<<<<
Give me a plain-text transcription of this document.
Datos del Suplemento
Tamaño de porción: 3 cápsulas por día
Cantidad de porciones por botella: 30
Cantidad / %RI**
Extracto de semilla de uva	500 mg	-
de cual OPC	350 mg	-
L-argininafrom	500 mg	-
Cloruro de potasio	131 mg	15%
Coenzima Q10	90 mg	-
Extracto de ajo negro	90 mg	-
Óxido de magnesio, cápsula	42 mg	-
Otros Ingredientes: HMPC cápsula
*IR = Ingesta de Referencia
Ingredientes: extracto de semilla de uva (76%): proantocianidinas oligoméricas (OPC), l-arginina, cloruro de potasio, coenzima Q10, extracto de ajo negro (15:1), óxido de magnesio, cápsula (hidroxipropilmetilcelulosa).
>>>>
<<<<
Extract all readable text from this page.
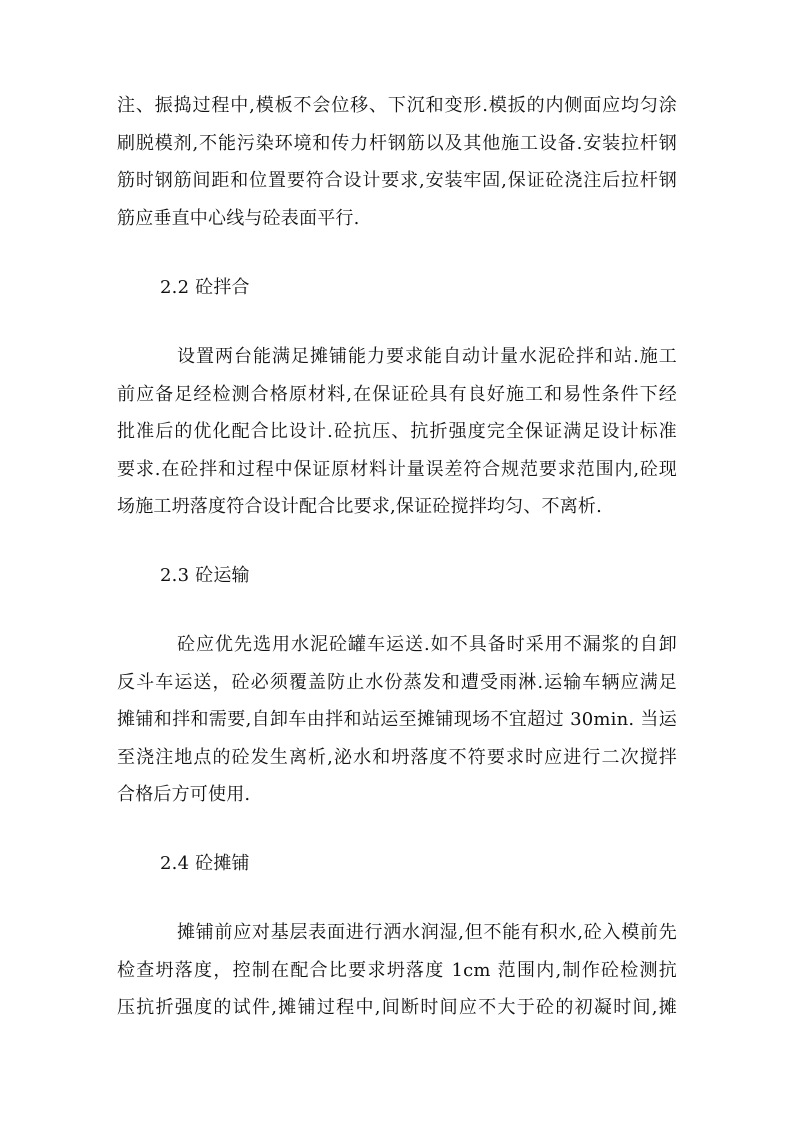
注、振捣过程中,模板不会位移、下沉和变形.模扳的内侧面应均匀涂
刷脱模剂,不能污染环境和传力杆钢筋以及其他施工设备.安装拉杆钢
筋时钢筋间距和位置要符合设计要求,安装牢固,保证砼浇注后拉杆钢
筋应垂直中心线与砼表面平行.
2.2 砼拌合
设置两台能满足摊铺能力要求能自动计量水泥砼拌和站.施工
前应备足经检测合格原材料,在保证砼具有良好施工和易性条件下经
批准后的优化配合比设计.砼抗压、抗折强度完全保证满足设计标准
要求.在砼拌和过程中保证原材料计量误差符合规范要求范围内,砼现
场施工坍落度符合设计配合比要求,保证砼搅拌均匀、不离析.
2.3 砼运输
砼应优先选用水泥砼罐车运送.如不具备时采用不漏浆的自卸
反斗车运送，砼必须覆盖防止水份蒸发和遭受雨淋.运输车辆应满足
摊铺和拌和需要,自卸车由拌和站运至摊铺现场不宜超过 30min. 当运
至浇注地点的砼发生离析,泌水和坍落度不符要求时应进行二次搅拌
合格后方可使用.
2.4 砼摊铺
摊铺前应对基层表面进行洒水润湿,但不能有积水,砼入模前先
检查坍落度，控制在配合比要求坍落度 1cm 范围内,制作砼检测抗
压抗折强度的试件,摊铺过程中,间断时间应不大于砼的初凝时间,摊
>>>>
* What to do:
Your answer should be a single number: the count of lines in these records that hold the string "text".

* Answer to this task:
2